[WHAT TO DO]: Count lines, not occurrences: report how many lines in the records hold the string "text", and nothing else.

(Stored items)
######

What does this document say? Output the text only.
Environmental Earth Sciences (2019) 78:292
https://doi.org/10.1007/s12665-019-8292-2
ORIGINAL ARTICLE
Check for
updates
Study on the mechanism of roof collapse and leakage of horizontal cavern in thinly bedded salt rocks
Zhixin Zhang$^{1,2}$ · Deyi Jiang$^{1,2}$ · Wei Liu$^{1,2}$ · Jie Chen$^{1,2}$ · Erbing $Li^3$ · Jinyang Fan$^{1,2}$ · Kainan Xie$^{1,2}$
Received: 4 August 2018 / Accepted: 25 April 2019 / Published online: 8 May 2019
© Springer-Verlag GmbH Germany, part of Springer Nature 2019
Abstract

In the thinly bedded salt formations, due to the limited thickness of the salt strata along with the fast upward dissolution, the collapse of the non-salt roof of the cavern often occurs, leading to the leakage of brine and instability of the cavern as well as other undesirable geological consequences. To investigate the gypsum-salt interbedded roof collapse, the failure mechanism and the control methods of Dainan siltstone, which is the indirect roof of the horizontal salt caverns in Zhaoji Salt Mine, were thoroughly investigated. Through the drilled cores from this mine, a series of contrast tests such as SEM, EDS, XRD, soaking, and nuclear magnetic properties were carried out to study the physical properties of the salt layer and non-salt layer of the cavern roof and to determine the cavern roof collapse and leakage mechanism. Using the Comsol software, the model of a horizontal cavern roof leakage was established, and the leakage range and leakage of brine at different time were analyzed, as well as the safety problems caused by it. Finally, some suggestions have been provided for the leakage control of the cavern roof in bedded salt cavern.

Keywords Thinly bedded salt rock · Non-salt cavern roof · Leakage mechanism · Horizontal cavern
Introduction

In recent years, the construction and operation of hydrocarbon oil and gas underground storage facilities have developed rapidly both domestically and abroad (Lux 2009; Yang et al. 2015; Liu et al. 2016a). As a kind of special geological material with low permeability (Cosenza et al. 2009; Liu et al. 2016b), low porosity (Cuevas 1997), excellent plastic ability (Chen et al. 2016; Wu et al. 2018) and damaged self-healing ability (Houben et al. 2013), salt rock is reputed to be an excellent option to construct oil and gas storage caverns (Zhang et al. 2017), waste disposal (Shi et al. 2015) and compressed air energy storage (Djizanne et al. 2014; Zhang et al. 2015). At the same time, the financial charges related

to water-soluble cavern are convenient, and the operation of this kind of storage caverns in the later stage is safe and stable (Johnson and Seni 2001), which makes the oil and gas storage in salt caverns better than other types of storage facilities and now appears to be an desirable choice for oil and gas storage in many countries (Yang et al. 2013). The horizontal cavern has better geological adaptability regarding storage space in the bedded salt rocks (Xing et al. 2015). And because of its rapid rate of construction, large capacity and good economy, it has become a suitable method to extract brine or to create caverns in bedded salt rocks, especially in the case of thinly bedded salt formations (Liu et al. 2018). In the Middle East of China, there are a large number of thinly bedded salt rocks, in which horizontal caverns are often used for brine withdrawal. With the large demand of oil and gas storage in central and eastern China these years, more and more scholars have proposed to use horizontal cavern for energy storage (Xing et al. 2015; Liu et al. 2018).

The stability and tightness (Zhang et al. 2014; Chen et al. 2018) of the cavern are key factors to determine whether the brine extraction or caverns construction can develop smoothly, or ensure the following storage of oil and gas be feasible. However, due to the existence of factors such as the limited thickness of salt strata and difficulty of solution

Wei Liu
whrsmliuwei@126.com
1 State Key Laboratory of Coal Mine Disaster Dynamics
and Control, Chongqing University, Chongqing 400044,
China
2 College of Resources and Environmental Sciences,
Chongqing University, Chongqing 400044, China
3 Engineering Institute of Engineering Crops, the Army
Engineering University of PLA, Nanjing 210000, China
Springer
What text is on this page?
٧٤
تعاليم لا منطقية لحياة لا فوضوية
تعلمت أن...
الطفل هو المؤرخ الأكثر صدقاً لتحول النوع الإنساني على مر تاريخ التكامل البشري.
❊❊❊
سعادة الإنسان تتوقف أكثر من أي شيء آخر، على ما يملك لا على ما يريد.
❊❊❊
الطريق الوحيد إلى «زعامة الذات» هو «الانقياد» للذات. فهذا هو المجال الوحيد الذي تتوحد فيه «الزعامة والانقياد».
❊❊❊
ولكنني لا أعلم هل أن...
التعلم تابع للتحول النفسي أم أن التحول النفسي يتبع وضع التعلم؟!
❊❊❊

######

[ANSWER TO THE EXERCISE]: 2